▸ **Problem to work on**
Write out every entry precisely as given, leaving the pictures out.

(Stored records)
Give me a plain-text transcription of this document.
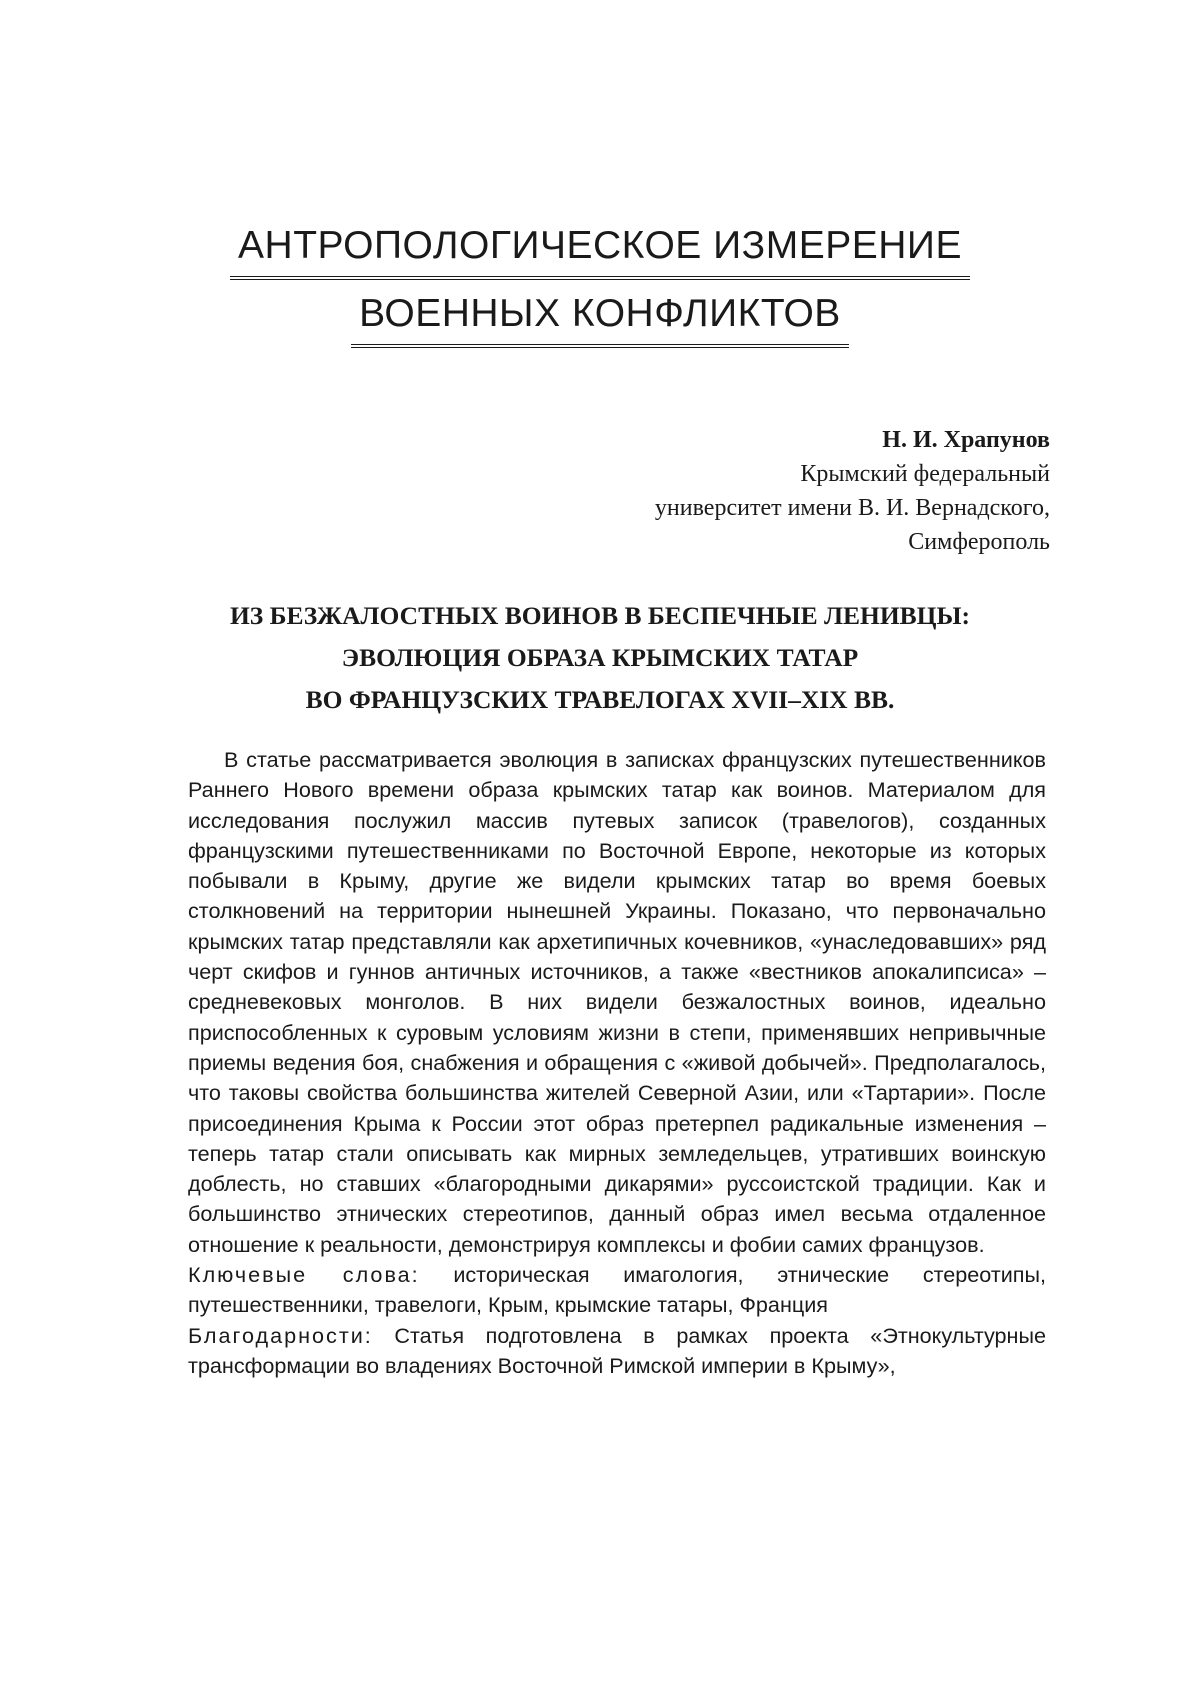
АНТРОПОЛОГИЧЕСКОЕ ИЗМЕРЕНИЕ
ВОЕННЫХ КОНФЛИКТОВ
Н. И. Храпунов
Крымский федеральный
университет имени В. И. Вернадского,
Симферополь
ИЗ БЕЗЖАЛОСТНЫХ ВОИНОВ В БЕСПЕЧНЫЕ ЛЕНИВЦЫ:
ЭВОЛЮЦИЯ ОБРАЗА КРЫМСКИХ ТАТАР
ВО ФРАНЦУЗСКИХ ТРАВЕЛОГАХ XVII–XIX ВВ.

В статье рассматривается эволюция в записках французских путешественников Раннего Нового времени образа крымских татар как воинов. Материалом для исследования послужил массив путевых записок (травелогов), созданных французскими путешественниками по Восточной Европе, некоторые из которых побывали в Крыму, другие же видели крымских татар во время боевых столкновений на территории нынешней Украины. Показано, что первоначально крымских татар представляли как архетипичных кочевников, «унаследовавших» ряд черт скифов и гуннов античных источников, а также «вестников апокалипсиса» – средневековых монголов. В них видели безжалостных воинов, идеально приспособленных к суровым условиям жизни в степи, применявших непривычные приемы ведения боя, снабжения и обращения с «живой добычей». Предполагалось, что таковы свойства большинства жителей Северной Азии, или «Тартарии». После присоединения Крыма к России этот образ претерпел радикальные изменения – теперь татар стали описывать как мирных земледельцев, утративших воинскую доблесть, но ставших «благородными дикарями» руссоистской традиции. Как и большинство этнических стереотипов, данный образ имел весьма отдаленное отношение к реальности, демонстрируя комплексы и фобии самих французов.

Ключевые слова: историческая имагология, этнические стереотипы, путешественники, травелоги, Крым, крымские татары, Франция

Благодарности: Статья подготовлена в рамках проекта «Этнокультурные трансформации во владениях Восточной Римской империи в Крыму»,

▸ **Finished exercise**
Give me a plain-text transcription of this document.
АНТРОПОЛОГИЧЕСКОЕ ИЗМЕРЕНИЕ
ВОЕННЫХ КОНФЛИКТОВ
Н. И. Храпунов
Крымский федеральный
университет имени В. И. Вернадского,
Симферополь
ИЗ БЕЗЖАЛОСТНЫХ ВОИНОВ В БЕСПЕЧНЫЕ ЛЕНИВЦЫ:
ЭВОЛЮЦИЯ ОБРАЗА КРЫМСКИХ ТАТАР
ВО ФРАНЦУЗСКИХ ТРАВЕЛОГАХ XVII–XIX ВВ.

В статье рассматривается эволюция в записках французских путешественников Раннего Нового времени образа крымских татар как воинов. Материалом для исследования послужил массив путевых записок (травелогов), созданных французскими путешественниками по Восточной Европе, некоторые из которых побывали в Крыму, другие же видели крымских татар во время боевых столкновений на территории нынешней Украины. Показано, что первоначально крымских татар представляли как архетипичных кочевников, «унаследовавших» ряд черт скифов и гуннов античных источников, а также «вестников апокалипсиса» – средневековых монголов. В них видели безжалостных воинов, идеально приспособленных к суровым условиям жизни в степи, применявших непривычные приемы ведения боя, снабжения и обращения с «живой добычей». Предполагалось, что таковы свойства большинства жителей Северной Азии, или «Тартарии». После присоединения Крыма к России этот образ претерпел радикальные изменения – теперь татар стали описывать как мирных земледельцев, утративших воинскую доблесть, но ставших «благородными дикарями» руссоистской традиции. Как и большинство этнических стереотипов, данный образ имел весьма отдаленное отношение к реальности, демонстрируя комплексы и фобии самих французов.

Ключевые слова: историческая имагология, этнические стереотипы, путешественники, травелоги, Крым, крымские татары, Франция

Благодарности: Статья подготовлена в рамках проекта «Этнокультурные трансформации во владениях Восточной Римской империи в Крыму»,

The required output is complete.